▶ **Exercise details**
Go through the listing and return every line with "Numerical" in it.

▶ **Records supplied**
- - -
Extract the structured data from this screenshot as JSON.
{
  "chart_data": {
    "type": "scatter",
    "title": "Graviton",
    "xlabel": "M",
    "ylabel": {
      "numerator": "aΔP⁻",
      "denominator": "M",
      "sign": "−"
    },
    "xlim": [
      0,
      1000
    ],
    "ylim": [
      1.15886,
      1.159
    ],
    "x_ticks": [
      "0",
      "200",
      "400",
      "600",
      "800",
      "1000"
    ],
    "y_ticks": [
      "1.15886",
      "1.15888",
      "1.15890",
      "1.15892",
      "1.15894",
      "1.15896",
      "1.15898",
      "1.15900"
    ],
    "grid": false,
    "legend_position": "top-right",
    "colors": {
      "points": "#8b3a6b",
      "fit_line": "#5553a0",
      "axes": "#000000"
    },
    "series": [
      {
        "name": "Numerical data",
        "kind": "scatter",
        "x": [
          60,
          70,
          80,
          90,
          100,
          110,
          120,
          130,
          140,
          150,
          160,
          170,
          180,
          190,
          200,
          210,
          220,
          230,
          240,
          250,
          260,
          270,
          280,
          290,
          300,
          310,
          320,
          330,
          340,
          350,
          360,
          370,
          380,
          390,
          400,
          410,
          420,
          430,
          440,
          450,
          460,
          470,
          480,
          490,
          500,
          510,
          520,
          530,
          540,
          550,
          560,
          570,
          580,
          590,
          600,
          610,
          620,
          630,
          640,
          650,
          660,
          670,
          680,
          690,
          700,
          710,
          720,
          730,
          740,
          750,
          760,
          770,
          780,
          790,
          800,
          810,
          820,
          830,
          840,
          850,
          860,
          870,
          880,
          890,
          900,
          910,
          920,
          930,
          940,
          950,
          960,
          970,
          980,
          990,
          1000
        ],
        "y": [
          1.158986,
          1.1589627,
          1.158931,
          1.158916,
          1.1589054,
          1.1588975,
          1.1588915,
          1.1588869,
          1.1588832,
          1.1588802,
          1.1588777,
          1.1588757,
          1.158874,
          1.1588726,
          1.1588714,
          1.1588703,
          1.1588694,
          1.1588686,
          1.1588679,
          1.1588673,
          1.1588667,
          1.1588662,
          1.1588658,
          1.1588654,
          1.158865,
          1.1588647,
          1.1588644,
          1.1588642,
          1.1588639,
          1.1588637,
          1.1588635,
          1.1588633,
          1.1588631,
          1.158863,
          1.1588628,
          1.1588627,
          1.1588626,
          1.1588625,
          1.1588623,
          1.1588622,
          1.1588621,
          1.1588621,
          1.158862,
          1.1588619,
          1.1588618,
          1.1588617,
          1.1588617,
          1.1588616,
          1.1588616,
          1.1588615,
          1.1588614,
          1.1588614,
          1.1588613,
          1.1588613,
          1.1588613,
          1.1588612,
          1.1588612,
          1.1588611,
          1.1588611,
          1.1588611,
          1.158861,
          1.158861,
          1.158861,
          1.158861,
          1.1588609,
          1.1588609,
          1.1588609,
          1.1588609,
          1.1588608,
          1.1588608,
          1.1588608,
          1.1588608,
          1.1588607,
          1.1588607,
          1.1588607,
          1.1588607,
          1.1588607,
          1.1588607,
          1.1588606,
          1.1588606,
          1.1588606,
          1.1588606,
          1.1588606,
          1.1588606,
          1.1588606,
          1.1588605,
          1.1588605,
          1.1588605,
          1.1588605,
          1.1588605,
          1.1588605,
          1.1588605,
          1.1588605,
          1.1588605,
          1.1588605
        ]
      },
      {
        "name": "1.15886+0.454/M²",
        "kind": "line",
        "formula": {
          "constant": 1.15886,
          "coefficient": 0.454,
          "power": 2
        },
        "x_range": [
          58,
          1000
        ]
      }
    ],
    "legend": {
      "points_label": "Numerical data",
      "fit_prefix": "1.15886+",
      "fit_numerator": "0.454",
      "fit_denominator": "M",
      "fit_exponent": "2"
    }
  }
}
- - -
▶ **Answer below**
        "name": "Numerical data",
      "points_label": "Numerical data",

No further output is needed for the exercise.